- _Document passage_
-- START --

It was during a particular kind of dinner in Singapore, with the table getting loud before the food arrived. It was Chinese New Year 2023, and my partner Ambar (also a co-founder of SILK) and I were sitting with a group of NFT collectors. All enthusiastic, sharp, deeply invested in their communities, and operating at what I can only describe as peak conviction energy. These are the kind of people who don't just follow what's happening in this space; they feel personally responsible for it.
The tradition was yusheng, a Cantonese salad you toss into the air together, as high as possible, for good luck in the year ahead. Twelve of us around the table, noodles flying. The guy next to me was a young collector who prided himself on always being exactly one step ahead of the curve. Mid-toss, he leaned over and started whispering in my ear about an artist I needed to look into. His Singlish at full speed didn't make the explanation easier to follow.
But the name stuck: Jack Butcher.
What he was describing was Checks. And what had caught this crowd's attention, a crowd that had seen everything in NFTs by this point, was that here was an artist generating real momentum during a market heading in only one direction: down.
That's when the intrigue began.
Every rule in the art world tells you to protect your supply, guard the scarcity, and don't flood the market.
Jack Butcher did the opposite.
Checks launched as an open edition. Anyone could mint for 24 hours for just $8. No cap, no waitlist, no curated collector list. Just over 16,000 pieces minted. By conventional logic, that's a recipe for worthlessness. But what came next is where everything changes.

After the open edition closed, Jack introduced a burn mechanism. Holders could burn two 80-check pieces to create a 40-check piece. Then two 40s into a 20. Then a 10, a 5, a 4, all the way down to a single black check. Only three of those could ever exist, each requiring 4,096 original editions to ‘produce’. I thought the math was brutal and elegant at the same time.
However, what strikes me most about Checks isn't the mechanics, but what those mechanics demanded from the collector. You couldn't be passive – you had to decide. Do I burn? Do I hold? Do I coordinate with others? What am I actually valuing here?
Collectors weren't just thinking about art; they were making decisions that would directly affect what they personally held. Artists have always tried to push viewers to think in a certain direction. Very few have managed to make people act in ways that change their own outcomes, Jack did that from the first project.
The obvious question is then: why this didn’t collapse into pure financial engineering? Because plenty of projects built burn mechanics and participation loops and ended up feeling like derivatives trading with an art wrapper. Checks didn’t, and I think the reason has something to do with the clarity of the underlying question. The mechanism wasn’t obscuring a thesis — it was the thesis. What do you actually value, and what are you willing to destroy to get there? That question had enough philosophical weight to hold the structure up.

If Checks showed what could happen when you gave people agency, Opepen showed what could happen when you started with nothing at all.
Opepen launched as a free mint: Zero dollars; 16,000 wallets; same artwork for everyone. On paper, this was the least valuable thing imaginable.

-- END --

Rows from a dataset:

-- START --

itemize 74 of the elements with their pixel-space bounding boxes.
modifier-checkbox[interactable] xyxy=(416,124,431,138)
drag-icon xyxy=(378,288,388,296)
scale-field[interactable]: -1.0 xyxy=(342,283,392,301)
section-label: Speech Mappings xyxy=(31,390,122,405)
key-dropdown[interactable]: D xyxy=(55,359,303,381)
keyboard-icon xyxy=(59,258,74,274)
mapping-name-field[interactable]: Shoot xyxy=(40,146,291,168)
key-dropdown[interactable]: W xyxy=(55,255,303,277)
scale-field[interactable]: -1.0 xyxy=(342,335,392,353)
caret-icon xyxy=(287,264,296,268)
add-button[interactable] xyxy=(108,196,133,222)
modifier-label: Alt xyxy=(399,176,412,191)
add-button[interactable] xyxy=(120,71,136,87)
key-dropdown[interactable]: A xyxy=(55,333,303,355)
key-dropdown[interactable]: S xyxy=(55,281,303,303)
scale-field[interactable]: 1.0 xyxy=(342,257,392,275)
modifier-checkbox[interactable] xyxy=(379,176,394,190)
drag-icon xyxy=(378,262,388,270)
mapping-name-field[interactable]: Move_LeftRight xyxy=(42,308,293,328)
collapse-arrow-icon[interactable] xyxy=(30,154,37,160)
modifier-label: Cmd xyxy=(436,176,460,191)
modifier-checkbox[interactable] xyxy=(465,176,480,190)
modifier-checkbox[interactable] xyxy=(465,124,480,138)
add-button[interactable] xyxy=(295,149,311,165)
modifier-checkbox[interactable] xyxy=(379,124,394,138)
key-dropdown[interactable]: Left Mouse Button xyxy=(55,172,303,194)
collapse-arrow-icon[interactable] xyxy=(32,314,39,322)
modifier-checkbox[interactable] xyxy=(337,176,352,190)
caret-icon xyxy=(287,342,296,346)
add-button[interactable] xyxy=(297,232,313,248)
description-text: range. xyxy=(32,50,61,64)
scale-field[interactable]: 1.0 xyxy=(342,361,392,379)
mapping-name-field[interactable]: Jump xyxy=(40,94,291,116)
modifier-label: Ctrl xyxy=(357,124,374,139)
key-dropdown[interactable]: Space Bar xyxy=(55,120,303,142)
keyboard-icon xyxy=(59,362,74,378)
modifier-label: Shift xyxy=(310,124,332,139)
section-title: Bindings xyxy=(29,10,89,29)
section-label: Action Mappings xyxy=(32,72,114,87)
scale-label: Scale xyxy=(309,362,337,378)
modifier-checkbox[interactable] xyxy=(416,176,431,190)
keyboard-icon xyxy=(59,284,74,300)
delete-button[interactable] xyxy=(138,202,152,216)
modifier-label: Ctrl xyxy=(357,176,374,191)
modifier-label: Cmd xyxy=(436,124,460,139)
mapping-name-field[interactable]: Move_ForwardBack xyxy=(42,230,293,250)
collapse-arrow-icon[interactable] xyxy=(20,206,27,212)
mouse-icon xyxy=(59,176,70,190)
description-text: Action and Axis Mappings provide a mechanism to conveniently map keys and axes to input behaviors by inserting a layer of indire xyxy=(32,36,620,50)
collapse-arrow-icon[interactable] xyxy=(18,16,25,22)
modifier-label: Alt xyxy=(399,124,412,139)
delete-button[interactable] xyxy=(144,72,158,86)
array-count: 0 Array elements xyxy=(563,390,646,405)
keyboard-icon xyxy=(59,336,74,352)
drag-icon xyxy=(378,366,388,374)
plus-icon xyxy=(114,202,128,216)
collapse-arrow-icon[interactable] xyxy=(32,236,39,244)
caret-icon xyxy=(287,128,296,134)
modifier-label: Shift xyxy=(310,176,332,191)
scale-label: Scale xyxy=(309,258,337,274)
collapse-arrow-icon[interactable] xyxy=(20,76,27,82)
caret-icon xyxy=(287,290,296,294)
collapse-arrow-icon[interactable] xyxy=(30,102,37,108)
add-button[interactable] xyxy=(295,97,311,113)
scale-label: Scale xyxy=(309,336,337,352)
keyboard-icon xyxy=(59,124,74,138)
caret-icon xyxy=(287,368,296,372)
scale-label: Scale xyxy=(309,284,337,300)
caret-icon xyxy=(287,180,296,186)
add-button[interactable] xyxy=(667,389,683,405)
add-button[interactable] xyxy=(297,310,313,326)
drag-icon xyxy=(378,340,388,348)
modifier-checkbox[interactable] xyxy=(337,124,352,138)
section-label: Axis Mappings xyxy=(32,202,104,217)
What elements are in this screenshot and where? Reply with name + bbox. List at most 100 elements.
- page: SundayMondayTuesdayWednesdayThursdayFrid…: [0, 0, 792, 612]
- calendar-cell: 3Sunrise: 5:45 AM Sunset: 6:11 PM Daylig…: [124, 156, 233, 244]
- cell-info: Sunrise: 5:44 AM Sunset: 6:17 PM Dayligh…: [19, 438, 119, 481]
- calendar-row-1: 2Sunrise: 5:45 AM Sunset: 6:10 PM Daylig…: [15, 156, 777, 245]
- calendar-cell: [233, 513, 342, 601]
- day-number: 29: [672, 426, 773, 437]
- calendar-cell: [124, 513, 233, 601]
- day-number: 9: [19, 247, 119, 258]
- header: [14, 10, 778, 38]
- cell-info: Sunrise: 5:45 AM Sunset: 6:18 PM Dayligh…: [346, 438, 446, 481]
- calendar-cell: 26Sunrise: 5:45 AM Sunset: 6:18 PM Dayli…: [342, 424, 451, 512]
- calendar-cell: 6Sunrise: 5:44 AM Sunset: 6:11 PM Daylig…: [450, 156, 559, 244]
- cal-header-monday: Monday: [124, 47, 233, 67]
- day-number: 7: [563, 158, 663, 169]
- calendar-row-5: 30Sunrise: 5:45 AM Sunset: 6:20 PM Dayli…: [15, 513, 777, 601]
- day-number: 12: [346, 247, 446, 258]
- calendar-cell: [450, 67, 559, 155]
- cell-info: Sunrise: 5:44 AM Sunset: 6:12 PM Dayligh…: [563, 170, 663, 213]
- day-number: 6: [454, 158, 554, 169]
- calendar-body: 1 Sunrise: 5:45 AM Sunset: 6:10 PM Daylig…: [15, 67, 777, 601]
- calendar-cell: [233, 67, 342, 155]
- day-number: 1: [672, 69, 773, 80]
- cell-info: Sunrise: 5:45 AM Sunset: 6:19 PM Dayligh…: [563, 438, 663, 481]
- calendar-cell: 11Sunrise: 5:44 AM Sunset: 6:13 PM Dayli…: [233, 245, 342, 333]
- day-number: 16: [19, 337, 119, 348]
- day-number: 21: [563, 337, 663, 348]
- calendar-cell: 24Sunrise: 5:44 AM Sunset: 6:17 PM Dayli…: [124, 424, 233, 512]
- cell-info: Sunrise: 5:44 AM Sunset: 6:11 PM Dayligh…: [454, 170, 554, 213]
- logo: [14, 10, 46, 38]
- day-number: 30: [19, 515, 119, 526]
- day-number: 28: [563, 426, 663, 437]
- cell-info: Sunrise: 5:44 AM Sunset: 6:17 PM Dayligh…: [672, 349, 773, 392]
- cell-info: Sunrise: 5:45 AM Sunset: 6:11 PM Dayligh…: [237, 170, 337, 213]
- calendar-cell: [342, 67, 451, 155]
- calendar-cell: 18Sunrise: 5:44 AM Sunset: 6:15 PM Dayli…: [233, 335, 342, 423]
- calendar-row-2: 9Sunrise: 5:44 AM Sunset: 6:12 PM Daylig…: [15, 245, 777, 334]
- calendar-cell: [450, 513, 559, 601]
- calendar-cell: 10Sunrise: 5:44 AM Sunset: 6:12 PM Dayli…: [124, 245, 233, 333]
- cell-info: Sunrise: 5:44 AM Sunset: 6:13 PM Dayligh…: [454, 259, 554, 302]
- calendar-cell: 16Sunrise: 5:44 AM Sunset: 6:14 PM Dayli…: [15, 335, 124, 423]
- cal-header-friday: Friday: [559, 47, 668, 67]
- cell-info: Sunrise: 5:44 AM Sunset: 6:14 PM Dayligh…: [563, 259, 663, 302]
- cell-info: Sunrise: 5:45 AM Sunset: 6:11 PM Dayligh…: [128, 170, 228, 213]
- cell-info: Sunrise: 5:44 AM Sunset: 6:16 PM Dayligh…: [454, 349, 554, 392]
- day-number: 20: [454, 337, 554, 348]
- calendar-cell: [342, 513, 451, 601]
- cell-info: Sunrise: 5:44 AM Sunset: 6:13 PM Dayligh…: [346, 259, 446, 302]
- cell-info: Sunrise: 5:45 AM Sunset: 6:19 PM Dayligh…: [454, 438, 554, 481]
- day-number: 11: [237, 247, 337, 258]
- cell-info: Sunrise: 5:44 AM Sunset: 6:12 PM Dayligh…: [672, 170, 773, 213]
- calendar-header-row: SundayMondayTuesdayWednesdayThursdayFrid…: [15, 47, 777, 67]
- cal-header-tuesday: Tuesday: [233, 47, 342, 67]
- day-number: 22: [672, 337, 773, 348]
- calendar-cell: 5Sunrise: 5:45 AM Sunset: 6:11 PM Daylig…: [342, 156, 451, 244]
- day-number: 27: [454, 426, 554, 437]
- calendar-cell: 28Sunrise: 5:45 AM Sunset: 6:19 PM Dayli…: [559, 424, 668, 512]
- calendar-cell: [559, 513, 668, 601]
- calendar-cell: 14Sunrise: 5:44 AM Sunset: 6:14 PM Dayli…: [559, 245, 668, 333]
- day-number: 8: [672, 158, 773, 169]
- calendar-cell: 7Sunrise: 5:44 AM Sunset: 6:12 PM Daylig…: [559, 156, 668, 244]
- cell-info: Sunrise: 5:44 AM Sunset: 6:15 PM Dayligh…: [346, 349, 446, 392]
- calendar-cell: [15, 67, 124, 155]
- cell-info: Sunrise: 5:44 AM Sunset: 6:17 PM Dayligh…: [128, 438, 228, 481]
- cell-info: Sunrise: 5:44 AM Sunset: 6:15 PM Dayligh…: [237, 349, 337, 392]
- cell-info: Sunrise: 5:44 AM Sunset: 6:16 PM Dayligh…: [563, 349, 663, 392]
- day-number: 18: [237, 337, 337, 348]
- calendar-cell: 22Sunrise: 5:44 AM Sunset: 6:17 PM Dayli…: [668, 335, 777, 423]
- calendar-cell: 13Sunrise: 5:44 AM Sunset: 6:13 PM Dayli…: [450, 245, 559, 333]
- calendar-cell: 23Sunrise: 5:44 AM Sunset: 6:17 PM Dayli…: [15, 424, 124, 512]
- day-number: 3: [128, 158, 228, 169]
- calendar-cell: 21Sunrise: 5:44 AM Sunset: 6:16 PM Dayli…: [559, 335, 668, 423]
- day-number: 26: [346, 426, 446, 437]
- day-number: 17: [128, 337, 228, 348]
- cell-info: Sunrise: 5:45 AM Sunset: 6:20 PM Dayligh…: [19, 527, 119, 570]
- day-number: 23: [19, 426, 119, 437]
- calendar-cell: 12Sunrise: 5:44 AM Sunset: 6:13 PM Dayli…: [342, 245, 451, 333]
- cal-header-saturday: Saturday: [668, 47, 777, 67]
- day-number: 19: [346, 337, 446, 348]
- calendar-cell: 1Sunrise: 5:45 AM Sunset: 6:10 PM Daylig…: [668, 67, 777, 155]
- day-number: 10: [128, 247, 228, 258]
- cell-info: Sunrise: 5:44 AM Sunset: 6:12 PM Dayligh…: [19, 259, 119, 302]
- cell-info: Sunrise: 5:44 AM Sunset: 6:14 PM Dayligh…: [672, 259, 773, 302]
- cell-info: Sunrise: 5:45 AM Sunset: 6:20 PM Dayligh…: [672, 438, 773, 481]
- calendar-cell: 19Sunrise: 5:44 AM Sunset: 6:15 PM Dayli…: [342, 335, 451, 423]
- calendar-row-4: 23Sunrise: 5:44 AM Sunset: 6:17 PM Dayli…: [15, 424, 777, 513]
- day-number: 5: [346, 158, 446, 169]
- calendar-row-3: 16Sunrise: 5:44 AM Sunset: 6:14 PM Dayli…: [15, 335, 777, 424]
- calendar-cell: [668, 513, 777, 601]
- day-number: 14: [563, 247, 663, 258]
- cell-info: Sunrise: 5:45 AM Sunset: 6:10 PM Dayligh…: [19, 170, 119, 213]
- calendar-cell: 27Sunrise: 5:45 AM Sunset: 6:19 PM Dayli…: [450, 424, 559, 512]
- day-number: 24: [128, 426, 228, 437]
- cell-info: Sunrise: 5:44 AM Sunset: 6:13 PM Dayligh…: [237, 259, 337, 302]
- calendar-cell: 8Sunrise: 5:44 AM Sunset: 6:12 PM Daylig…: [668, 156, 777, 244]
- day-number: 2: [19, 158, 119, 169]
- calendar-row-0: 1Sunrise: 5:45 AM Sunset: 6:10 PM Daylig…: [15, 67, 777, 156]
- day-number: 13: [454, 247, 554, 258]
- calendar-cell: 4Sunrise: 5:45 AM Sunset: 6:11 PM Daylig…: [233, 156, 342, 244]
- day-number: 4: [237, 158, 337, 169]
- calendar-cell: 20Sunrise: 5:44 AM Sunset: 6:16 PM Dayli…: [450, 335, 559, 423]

-- END --

- _Stated problem A_
According to the essay on Jack Butcher's Checks, how many black check pieces could ever exist?
- _Stated problem B_
Please write out the part of the essay on Jack Butcher's Checks between "The tradition was" and "the intrigue began.", inclusive.

- _Problem solution A_
Only three.

- _Problem solution B_
The tradition was yusheng, a Cantonese salad you toss into the air together, as high as possible, for good luck in the year ahead. Twelve of us around the table, noodles flying. The guy next to me was a young collector who prided himself on always being exactly one step ahead of the curve. Mid-toss, he leaned over and started whispering in my ear about an artist I needed to look into. His Singlish at full speed didn't make the explanation easier to follow.
But the name stuck: Jack Butcher.
What he was describing was Checks. And what had caught this crowd's attention, a crowd that had seen everything in NFTs by this point, was that here was an artist generating real momentum during a market heading in only one direction: down.
That's when the intrigue began.